Exercise requirements
Copy the records below exactly, omitting any pictures they contain.

- - - -

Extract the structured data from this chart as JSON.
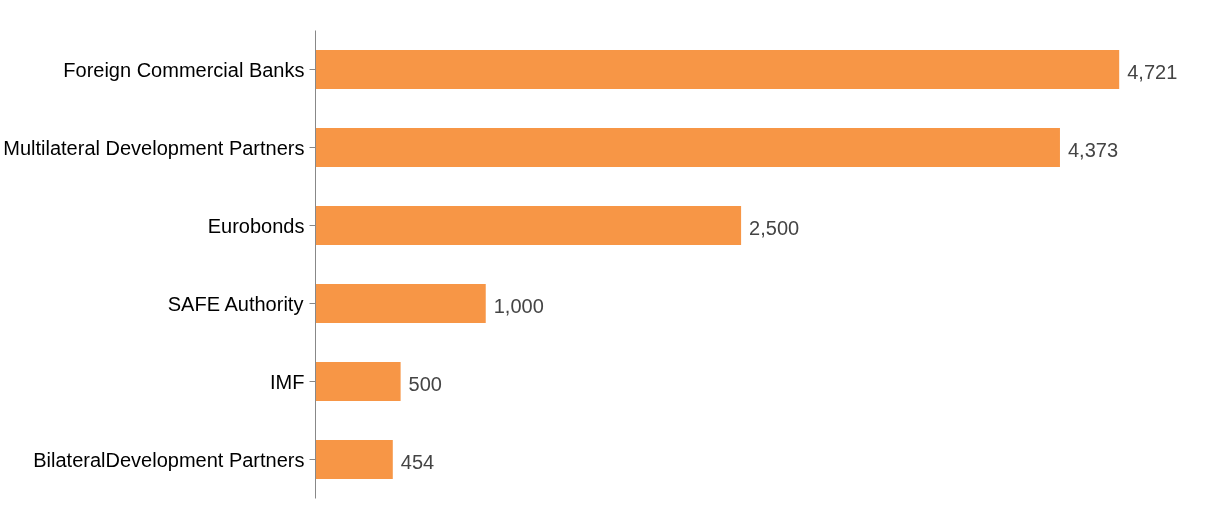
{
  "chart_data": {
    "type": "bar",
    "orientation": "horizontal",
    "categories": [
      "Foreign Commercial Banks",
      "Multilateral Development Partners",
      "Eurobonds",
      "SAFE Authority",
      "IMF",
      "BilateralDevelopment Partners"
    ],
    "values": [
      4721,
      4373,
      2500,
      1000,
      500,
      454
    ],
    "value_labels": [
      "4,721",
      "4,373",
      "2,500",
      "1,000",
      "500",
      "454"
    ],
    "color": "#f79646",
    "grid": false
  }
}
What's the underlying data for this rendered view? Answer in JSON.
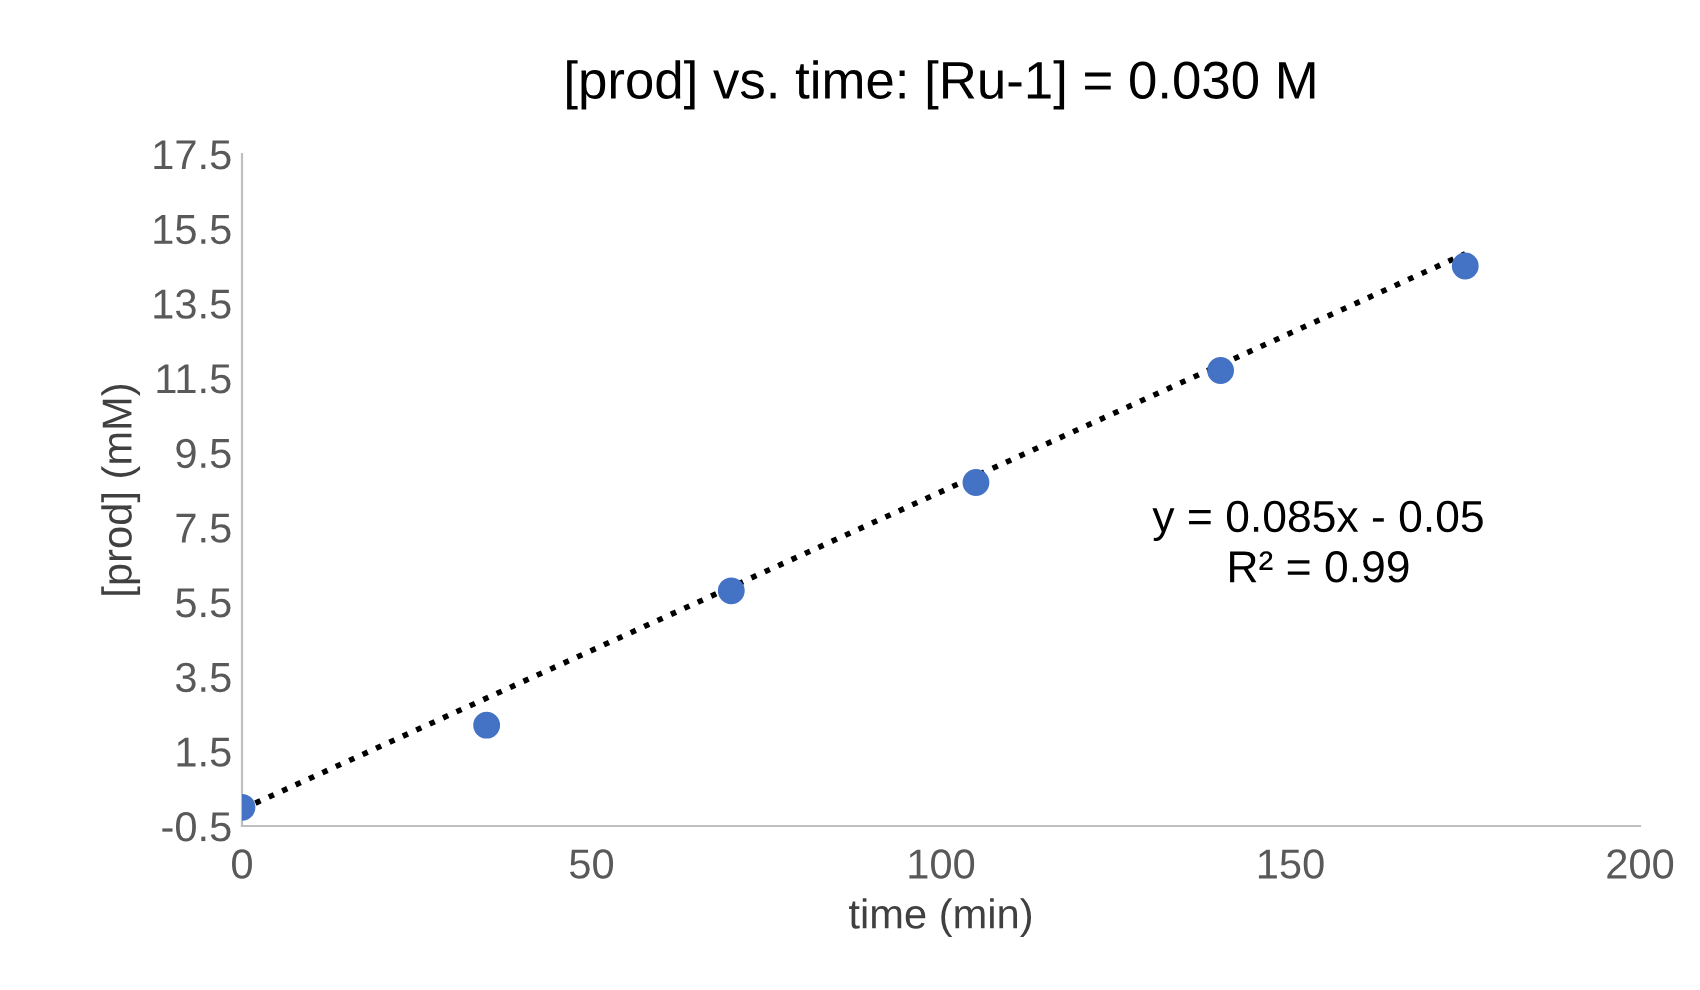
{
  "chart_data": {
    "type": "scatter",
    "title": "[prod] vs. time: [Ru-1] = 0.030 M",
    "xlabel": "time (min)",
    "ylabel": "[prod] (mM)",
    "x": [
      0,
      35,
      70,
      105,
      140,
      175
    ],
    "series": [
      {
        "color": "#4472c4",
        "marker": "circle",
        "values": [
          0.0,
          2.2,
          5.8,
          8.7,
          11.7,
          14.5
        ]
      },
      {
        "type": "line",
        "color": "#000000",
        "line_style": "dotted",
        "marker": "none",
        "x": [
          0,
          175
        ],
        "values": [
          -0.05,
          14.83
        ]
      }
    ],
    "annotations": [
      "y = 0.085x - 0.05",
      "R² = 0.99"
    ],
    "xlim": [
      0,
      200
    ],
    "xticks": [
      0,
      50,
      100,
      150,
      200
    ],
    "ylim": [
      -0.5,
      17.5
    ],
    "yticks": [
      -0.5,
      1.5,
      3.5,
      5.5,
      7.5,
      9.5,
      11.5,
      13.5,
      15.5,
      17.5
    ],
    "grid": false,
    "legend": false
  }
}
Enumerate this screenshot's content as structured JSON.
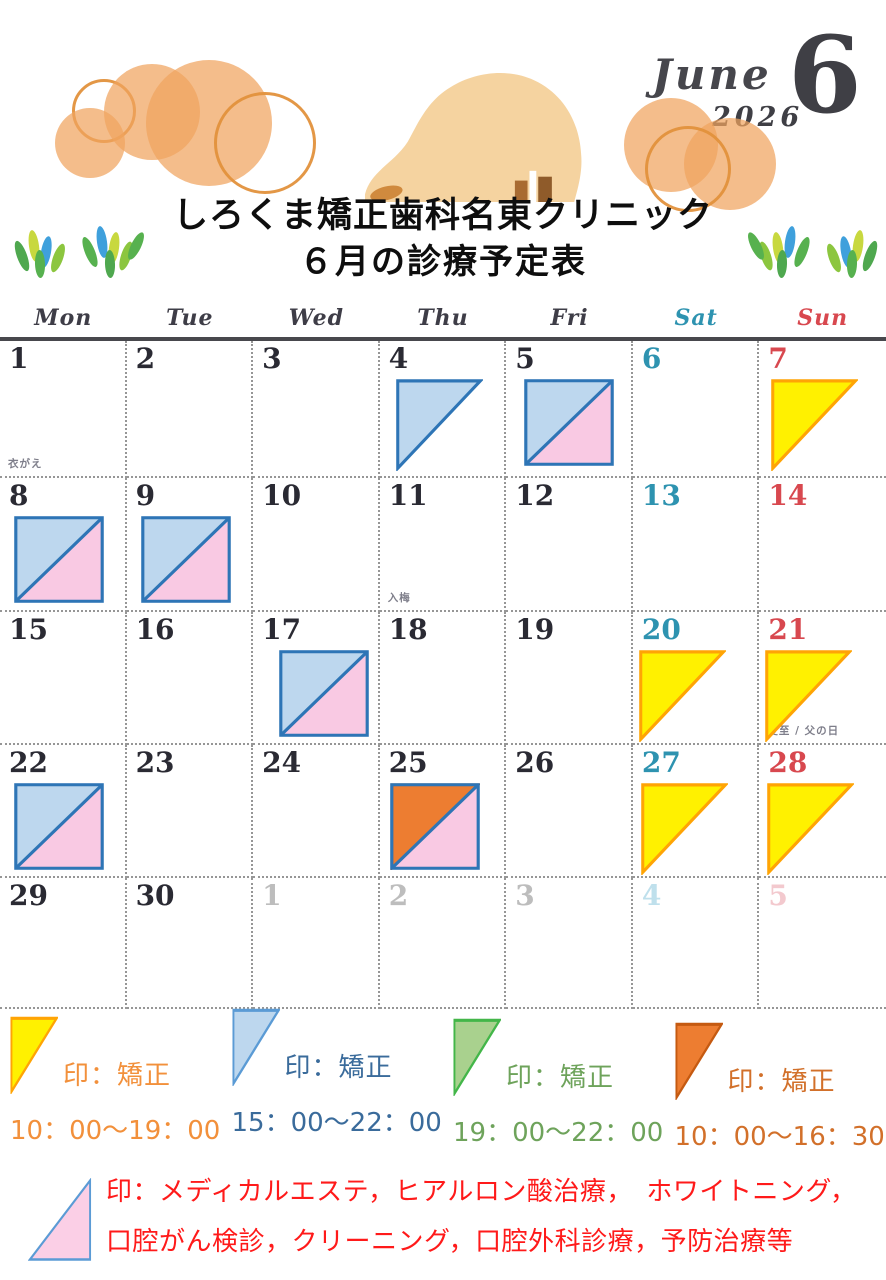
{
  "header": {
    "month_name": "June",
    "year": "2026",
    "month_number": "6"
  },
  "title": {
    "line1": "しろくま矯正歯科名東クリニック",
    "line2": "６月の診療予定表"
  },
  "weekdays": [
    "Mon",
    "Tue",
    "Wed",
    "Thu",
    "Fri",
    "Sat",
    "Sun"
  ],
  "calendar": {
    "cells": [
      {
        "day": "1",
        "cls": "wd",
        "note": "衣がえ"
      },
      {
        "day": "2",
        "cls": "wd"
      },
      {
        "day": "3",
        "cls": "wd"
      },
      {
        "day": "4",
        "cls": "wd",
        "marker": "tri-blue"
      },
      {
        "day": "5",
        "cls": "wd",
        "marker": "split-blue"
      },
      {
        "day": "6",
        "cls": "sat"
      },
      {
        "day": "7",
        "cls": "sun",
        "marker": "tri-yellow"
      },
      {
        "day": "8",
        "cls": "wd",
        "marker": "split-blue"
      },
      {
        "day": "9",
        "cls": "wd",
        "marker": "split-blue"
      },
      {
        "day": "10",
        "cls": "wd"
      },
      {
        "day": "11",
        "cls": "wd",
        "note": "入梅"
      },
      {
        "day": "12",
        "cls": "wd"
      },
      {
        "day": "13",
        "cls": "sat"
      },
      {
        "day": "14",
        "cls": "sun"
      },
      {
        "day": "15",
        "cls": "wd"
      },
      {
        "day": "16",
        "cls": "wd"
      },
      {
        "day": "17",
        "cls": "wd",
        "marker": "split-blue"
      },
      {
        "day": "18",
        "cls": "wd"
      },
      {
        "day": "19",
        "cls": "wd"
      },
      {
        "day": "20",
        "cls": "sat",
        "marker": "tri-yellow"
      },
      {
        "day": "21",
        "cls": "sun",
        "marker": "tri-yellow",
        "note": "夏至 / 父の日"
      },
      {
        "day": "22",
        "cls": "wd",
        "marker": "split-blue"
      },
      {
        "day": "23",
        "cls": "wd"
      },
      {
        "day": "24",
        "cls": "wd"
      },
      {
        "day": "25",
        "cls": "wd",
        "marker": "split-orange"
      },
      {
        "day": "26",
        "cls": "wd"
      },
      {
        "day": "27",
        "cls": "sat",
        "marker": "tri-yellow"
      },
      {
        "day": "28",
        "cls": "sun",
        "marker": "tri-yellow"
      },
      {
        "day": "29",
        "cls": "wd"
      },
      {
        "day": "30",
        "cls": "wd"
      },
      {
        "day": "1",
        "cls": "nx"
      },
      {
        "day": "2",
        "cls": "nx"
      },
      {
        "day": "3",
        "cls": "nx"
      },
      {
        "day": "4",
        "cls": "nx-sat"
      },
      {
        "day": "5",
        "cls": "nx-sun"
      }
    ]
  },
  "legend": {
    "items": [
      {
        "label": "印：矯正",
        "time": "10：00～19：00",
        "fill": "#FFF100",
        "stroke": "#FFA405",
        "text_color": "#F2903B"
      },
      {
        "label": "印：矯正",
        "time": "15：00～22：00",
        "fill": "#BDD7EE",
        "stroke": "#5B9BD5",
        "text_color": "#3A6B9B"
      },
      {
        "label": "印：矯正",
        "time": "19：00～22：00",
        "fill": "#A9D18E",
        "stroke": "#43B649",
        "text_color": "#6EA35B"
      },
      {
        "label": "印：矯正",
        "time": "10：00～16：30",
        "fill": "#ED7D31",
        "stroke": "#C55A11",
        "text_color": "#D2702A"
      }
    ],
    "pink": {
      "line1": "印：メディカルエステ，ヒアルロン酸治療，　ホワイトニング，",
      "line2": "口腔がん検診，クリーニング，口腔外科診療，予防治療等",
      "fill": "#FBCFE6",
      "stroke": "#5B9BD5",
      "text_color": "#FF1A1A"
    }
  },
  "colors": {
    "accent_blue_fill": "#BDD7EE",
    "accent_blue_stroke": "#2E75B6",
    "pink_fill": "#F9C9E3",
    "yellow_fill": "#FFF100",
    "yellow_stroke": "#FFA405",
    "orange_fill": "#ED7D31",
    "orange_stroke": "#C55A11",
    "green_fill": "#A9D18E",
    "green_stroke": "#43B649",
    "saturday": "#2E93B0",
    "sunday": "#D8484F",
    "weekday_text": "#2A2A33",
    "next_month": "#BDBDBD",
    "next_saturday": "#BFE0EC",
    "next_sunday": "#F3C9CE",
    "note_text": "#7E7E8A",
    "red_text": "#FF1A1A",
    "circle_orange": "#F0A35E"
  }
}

- - - -

Exercise answer
Extract the structured data from this chart as JSON.
{
  "chart_data": {
    "type": "bar",
    "orientation": "horizontal",
    "categories": [
      "Foreign Commercial Banks",
      "Multilateral Development Partners",
      "Eurobonds",
      "SAFE Authority",
      "IMF",
      "BilateralDevelopment Partners"
    ],
    "values": [
      4721,
      4373,
      2500,
      1000,
      500,
      454
    ],
    "value_labels": [
      "4,721",
      "4,373",
      "2,500",
      "1,000",
      "500",
      "454"
    ],
    "color": "#f79646",
    "grid": false
  }
}
What's the underlying data for this rendered view? Answer in JSON.
{
  "chart_data": {
    "type": "scatter",
    "title": "[prod] vs. time: [Ru-1] = 0.030 M",
    "xlabel": "time (min)",
    "ylabel": "[prod] (mM)",
    "x": [
      0,
      35,
      70,
      105,
      140,
      175
    ],
    "series": [
      {
        "color": "#4472c4",
        "marker": "circle",
        "values": [
          0.0,
          2.2,
          5.8,
          8.7,
          11.7,
          14.5
        ]
      },
      {
        "type": "line",
        "color": "#000000",
        "line_style": "dotted",
        "marker": "none",
        "x": [
          0,
          175
        ],
        "values": [
          -0.05,
          14.83
        ]
      }
    ],
    "annotations": [
      "y = 0.085x - 0.05",
      "R² = 0.99"
    ],
    "xlim": [
      0,
      200
    ],
    "xticks": [
      0,
      50,
      100,
      150,
      200
    ],
    "ylim": [
      -0.5,
      17.5
    ],
    "yticks": [
      -0.5,
      1.5,
      3.5,
      5.5,
      7.5,
      9.5,
      11.5,
      13.5,
      15.5,
      17.5
    ],
    "grid": false,
    "legend": false
  }
}
Enumerate this screenshot's content as structured JSON.
{
  "header": {
    "month_name": "June",
    "year": "2026",
    "month_number": "6"
  },
  "title": {
    "line1": "しろくま矯正歯科名東クリニック",
    "line2": "６月の診療予定表"
  },
  "weekdays": [
    "Mon",
    "Tue",
    "Wed",
    "Thu",
    "Fri",
    "Sat",
    "Sun"
  ],
  "calendar": {
    "cells": [
      {
        "day": "1",
        "cls": "wd",
        "note": "衣がえ"
      },
      {
        "day": "2",
        "cls": "wd"
      },
      {
        "day": "3",
        "cls": "wd"
      },
      {
        "day": "4",
        "cls": "wd",
        "marker": "tri-blue"
      },
      {
        "day": "5",
        "cls": "wd",
        "marker": "split-blue"
      },
      {
        "day": "6",
        "cls": "sat"
      },
      {
        "day": "7",
        "cls": "sun",
        "marker": "tri-yellow"
      },
      {
        "day": "8",
        "cls": "wd",
        "marker": "split-blue"
      },
      {
        "day": "9",
        "cls": "wd",
        "marker": "split-blue"
      },
      {
        "day": "10",
        "cls": "wd"
      },
      {
        "day": "11",
        "cls": "wd",
        "note": "入梅"
      },
      {
        "day": "12",
        "cls": "wd"
      },
      {
        "day": "13",
        "cls": "sat"
      },
      {
        "day": "14",
        "cls": "sun"
      },
      {
        "day": "15",
        "cls": "wd"
      },
      {
        "day": "16",
        "cls": "wd"
      },
      {
        "day": "17",
        "cls": "wd",
        "marker": "split-blue"
      },
      {
        "day": "18",
        "cls": "wd"
      },
      {
        "day": "19",
        "cls": "wd"
      },
      {
        "day": "20",
        "cls": "sat",
        "marker": "tri-yellow"
      },
      {
        "day": "21",
        "cls": "sun",
        "marker": "tri-yellow",
        "note": "夏至 / 父の日"
      },
      {
        "day": "22",
        "cls": "wd",
        "marker": "split-blue"
      },
      {
        "day": "23",
        "cls": "wd"
      },
      {
        "day": "24",
        "cls": "wd"
      },
      {
        "day": "25",
        "cls": "wd",
        "marker": "split-orange"
      },
      {
        "day": "26",
        "cls": "wd"
      },
      {
        "day": "27",
        "cls": "sat",
        "marker": "tri-yellow"
      },
      {
        "day": "28",
        "cls": "sun",
        "marker": "tri-yellow"
      },
      {
        "day": "29",
        "cls": "wd"
      },
      {
        "day": "30",
        "cls": "wd"
      },
      {
        "day": "1",
        "cls": "nx"
      },
      {
        "day": "2",
        "cls": "nx"
      },
      {
        "day": "3",
        "cls": "nx"
      },
      {
        "day": "4",
        "cls": "nx-sat"
      },
      {
        "day": "5",
        "cls": "nx-sun"
      }
    ]
  },
  "legend": {
    "items": [
      {
        "label": "印：矯正",
        "time": "10：00～19：00",
        "fill": "#FFF100",
        "stroke": "#FFA405",
        "text_color": "#F2903B"
      },
      {
        "label": "印：矯正",
        "time": "15：00～22：00",
        "fill": "#BDD7EE",
        "stroke": "#5B9BD5",
        "text_color": "#3A6B9B"
      },
      {
        "label": "印：矯正",
        "time": "19：00～22：00",
        "fill": "#A9D18E",
        "stroke": "#43B649",
        "text_color": "#6EA35B"
      },
      {
        "label": "印：矯正",
        "time": "10：00～16：30",
        "fill": "#ED7D31",
        "stroke": "#C55A11",
        "text_color": "#D2702A"
      }
    ],
    "pink": {
      "line1": "印：メディカルエステ，ヒアルロン酸治療，　ホワイトニング，",
      "line2": "口腔がん検診，クリーニング，口腔外科診療，予防治療等",
      "fill": "#FBCFE6",
      "stroke": "#5B9BD5",
      "text_color": "#FF1A1A"
    }
  },
  "colors": {
    "accent_blue_fill": "#BDD7EE",
    "accent_blue_stroke": "#2E75B6",
    "pink_fill": "#F9C9E3",
    "yellow_fill": "#FFF100",
    "yellow_stroke": "#FFA405",
    "orange_fill": "#ED7D31",
    "orange_stroke": "#C55A11",
    "green_fill": "#A9D18E",
    "green_stroke": "#43B649",
    "saturday": "#2E93B0",
    "sunday": "#D8484F",
    "weekday_text": "#2A2A33",
    "next_month": "#BDBDBD",
    "next_saturday": "#BFE0EC",
    "next_sunday": "#F3C9CE",
    "note_text": "#7E7E8A",
    "red_text": "#FF1A1A",
    "circle_orange": "#F0A35E"
  }
}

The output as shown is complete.